[Records for processing start]
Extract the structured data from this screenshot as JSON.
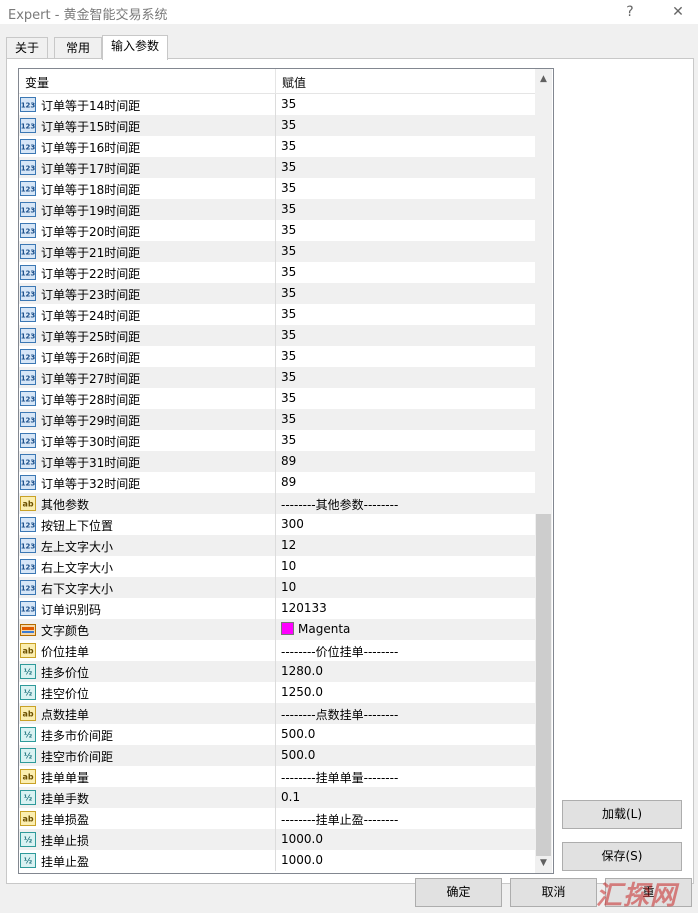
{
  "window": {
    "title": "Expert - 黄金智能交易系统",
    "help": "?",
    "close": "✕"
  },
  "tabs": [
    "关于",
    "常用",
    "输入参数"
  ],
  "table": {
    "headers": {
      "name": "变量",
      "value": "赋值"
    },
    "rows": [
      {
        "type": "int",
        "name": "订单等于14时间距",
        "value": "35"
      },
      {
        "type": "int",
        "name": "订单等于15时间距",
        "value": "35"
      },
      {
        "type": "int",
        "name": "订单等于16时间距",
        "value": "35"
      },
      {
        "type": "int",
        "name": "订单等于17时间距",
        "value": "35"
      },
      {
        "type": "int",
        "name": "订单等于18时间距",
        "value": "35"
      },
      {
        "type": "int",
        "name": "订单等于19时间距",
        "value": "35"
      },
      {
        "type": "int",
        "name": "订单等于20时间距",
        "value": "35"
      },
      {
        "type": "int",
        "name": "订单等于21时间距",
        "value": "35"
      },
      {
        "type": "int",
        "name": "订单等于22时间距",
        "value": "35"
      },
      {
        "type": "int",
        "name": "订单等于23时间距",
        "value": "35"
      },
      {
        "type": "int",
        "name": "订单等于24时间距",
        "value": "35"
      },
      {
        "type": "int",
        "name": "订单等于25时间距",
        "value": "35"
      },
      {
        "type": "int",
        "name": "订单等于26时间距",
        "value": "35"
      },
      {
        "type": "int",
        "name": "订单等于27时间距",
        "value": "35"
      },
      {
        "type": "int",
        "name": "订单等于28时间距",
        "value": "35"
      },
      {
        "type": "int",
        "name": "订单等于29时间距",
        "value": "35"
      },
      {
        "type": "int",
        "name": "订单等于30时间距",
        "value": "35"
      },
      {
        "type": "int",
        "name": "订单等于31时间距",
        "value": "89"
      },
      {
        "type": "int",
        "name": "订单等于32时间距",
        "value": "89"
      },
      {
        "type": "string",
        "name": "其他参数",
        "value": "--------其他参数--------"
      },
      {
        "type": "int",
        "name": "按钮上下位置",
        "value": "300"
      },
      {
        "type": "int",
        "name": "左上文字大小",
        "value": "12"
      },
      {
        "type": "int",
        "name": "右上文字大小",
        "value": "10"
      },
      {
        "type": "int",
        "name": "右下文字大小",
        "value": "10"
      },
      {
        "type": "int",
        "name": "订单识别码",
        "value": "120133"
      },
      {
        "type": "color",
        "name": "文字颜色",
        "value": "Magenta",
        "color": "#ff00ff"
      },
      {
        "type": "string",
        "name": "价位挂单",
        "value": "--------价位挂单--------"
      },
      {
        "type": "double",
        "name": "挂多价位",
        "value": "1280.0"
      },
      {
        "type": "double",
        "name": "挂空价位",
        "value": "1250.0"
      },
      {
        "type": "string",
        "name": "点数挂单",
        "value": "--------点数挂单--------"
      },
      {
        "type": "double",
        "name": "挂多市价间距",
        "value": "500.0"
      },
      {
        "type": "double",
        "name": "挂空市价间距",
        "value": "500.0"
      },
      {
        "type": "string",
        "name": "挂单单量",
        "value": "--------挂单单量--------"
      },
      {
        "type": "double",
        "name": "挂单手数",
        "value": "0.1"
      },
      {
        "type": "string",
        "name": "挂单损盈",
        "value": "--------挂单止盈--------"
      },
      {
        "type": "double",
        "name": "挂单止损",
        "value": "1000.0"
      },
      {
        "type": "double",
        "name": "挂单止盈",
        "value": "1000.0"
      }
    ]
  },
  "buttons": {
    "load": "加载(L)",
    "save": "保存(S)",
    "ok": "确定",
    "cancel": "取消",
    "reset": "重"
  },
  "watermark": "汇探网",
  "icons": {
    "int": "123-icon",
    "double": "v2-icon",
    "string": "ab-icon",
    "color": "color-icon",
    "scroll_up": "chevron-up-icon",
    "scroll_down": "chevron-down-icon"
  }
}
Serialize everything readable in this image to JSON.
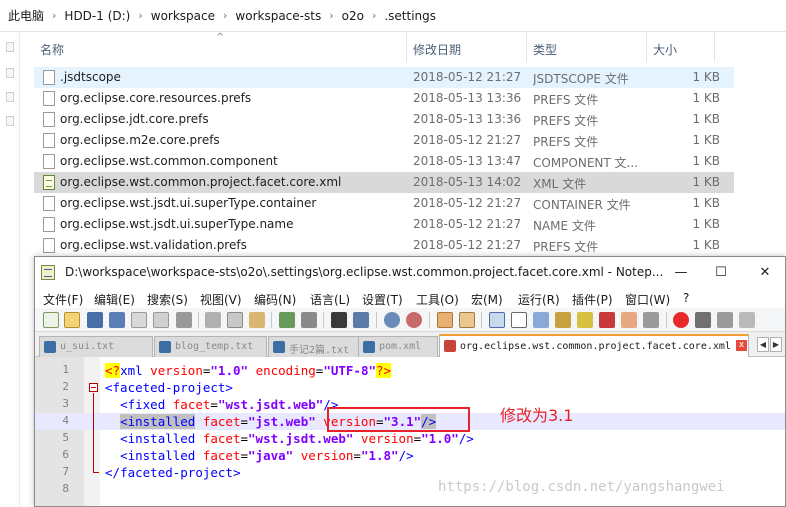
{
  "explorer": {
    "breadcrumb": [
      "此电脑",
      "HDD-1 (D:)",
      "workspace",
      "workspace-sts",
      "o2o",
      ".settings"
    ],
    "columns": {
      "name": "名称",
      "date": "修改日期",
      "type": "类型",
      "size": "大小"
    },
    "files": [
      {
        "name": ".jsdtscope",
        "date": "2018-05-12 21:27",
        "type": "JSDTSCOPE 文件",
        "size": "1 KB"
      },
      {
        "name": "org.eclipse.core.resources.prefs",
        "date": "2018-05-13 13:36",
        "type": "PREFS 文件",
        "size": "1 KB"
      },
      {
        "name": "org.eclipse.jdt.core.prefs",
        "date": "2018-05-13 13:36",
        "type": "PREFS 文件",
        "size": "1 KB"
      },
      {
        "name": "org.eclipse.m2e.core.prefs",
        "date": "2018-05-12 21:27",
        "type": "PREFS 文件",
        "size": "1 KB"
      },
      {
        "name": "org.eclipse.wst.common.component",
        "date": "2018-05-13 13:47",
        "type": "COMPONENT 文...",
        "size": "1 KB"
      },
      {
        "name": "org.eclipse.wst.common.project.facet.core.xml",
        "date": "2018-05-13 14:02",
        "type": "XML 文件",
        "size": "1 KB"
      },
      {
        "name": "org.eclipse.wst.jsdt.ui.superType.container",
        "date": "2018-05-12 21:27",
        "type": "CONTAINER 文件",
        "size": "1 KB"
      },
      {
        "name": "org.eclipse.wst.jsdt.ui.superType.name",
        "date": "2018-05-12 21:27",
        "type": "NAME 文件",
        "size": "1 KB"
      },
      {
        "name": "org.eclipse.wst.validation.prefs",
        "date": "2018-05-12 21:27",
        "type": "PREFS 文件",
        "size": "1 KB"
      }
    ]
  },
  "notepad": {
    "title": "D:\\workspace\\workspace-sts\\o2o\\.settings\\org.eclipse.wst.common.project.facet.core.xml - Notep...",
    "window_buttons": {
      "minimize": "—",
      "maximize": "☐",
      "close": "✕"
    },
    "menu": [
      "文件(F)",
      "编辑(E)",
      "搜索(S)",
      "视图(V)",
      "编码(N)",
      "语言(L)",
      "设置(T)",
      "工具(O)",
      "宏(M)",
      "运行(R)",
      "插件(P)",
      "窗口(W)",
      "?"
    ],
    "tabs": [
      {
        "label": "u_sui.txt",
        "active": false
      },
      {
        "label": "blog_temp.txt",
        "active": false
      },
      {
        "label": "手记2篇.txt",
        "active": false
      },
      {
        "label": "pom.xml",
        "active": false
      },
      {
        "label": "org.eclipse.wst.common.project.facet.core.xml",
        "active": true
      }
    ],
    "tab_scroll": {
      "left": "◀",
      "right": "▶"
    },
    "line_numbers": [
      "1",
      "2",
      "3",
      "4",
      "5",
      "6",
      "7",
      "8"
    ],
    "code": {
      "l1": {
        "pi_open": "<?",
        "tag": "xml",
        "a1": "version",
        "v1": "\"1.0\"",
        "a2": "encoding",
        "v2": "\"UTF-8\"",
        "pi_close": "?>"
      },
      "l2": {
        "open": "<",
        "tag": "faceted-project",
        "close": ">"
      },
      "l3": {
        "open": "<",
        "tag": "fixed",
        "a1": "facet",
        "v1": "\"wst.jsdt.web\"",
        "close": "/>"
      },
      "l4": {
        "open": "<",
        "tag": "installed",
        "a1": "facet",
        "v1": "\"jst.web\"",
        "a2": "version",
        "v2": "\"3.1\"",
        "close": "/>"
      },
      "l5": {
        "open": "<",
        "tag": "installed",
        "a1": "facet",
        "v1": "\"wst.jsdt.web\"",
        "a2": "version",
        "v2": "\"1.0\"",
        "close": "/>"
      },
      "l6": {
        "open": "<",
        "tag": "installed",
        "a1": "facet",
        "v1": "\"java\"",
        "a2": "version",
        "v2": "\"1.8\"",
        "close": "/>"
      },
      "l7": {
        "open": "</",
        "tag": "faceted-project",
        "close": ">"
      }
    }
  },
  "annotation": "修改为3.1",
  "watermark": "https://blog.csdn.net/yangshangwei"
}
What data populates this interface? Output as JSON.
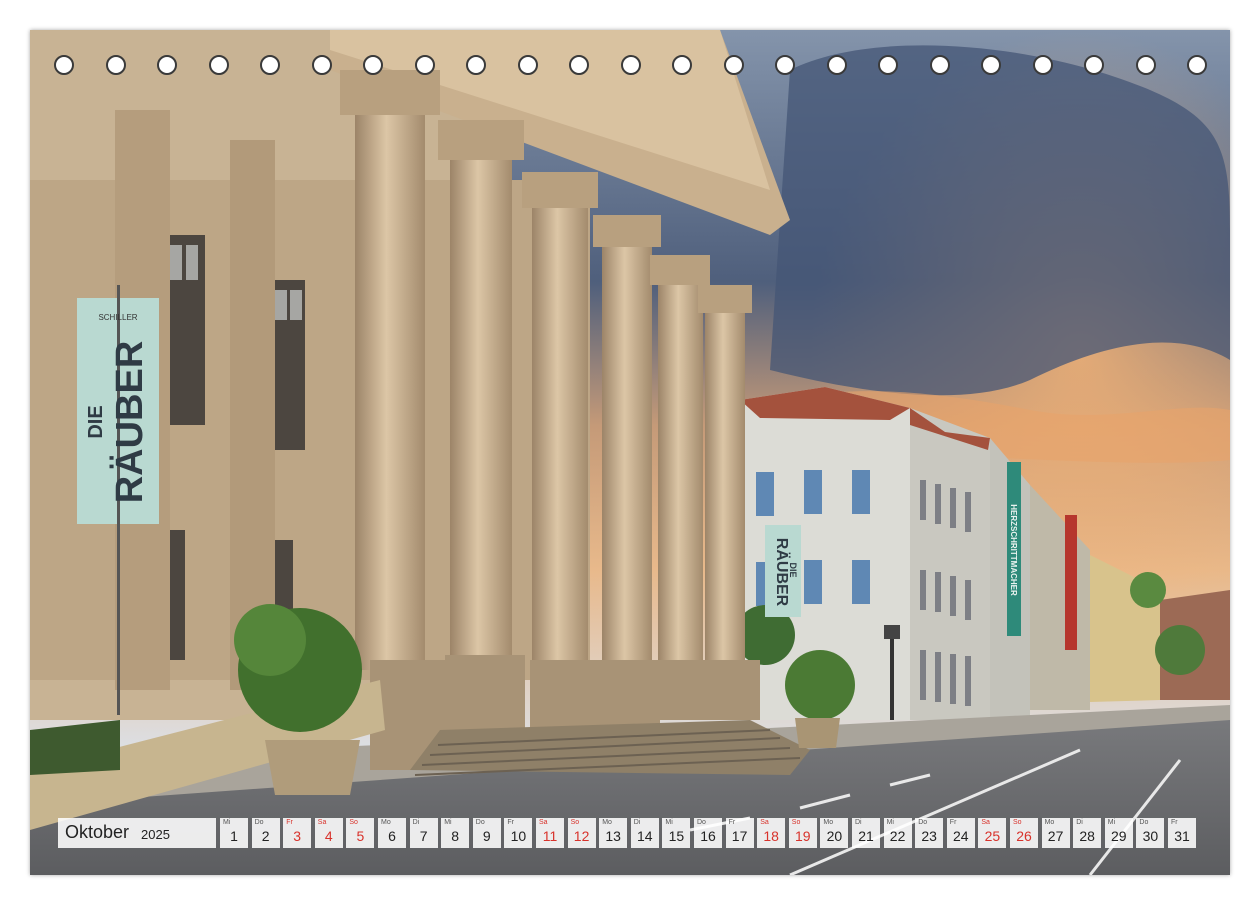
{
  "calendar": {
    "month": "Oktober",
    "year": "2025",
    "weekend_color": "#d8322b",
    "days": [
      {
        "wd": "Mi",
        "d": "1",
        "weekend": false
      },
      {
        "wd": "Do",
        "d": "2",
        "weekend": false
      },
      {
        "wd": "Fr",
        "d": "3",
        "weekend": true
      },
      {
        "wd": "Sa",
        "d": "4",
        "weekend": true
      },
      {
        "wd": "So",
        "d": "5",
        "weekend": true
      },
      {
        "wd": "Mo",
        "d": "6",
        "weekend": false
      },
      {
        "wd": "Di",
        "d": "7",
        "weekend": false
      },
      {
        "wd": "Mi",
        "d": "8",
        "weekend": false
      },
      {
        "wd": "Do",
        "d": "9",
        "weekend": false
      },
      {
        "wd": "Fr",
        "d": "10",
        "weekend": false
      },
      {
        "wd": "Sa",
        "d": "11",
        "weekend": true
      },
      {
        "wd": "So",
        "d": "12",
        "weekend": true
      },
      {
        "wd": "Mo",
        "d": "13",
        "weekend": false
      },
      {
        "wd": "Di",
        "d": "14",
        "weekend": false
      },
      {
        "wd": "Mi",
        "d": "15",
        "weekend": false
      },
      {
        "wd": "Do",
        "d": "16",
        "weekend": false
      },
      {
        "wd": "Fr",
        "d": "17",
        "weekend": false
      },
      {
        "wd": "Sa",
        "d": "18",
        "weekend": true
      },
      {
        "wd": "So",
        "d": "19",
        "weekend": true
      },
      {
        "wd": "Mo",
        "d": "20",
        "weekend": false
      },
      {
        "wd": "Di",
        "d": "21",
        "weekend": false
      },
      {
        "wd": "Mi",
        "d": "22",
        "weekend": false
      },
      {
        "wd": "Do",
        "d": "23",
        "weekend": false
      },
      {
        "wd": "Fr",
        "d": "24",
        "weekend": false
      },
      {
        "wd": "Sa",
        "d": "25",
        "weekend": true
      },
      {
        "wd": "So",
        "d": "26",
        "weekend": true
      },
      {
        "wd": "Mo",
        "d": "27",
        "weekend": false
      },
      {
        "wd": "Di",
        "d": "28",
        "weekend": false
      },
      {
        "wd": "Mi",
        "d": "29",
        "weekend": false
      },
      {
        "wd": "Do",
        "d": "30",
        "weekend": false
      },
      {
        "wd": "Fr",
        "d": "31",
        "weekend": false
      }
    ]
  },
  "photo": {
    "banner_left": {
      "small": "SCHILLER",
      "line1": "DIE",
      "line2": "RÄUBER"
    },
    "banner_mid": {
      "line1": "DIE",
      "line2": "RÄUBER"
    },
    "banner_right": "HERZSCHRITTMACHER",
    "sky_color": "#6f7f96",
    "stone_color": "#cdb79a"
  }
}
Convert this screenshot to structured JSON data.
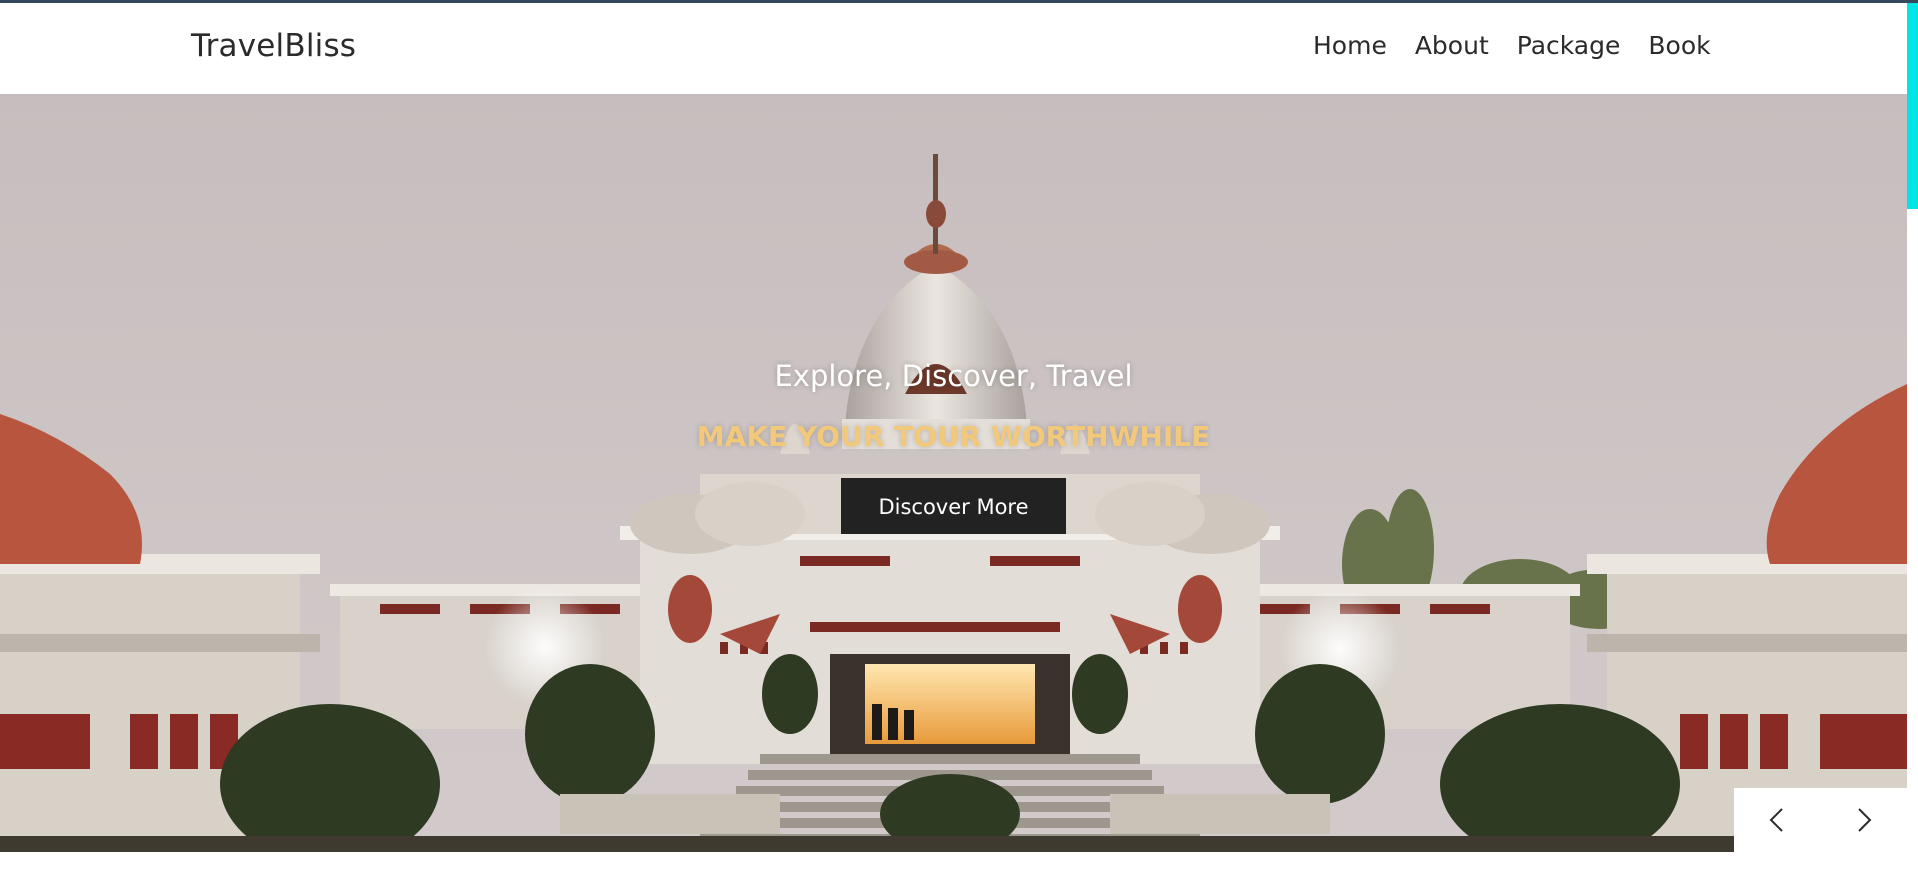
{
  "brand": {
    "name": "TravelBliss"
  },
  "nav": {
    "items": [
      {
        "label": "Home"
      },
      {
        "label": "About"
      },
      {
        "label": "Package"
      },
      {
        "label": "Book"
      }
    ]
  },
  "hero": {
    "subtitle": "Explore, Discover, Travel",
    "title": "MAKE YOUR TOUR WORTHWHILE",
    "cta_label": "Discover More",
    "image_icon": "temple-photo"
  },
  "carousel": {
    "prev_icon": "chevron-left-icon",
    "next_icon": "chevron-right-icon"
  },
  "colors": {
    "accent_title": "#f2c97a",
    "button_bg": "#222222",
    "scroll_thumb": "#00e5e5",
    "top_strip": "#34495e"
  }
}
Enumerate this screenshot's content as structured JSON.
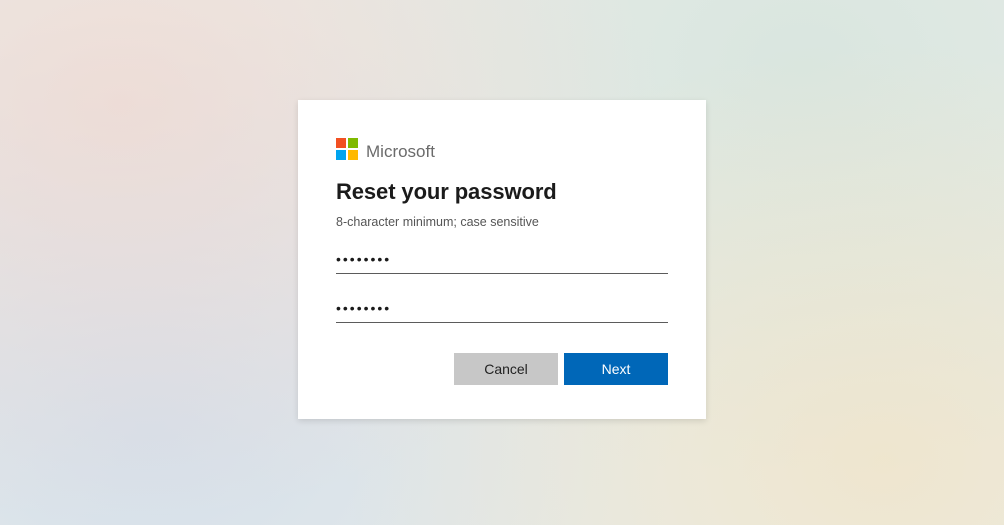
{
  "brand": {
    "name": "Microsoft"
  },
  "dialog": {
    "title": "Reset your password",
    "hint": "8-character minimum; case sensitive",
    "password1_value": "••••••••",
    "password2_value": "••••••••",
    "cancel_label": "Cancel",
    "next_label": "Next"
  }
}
[Records for processing end]
- _Directions_: Which lines above contain the word "common"? Copy each of them.

- _Answer in full_:
        "name": "org.eclipse.wst.common.component",
        "name": "org.eclipse.wst.common.project.facet.core.xml",
    "title": "D:\\workspace\\workspace-sts\\o2o\\.settings\\org.eclipse.wst.common.project.facet.core.xml - Notep...",
        "label": "org.eclipse.wst.common.project.facet.core.xml",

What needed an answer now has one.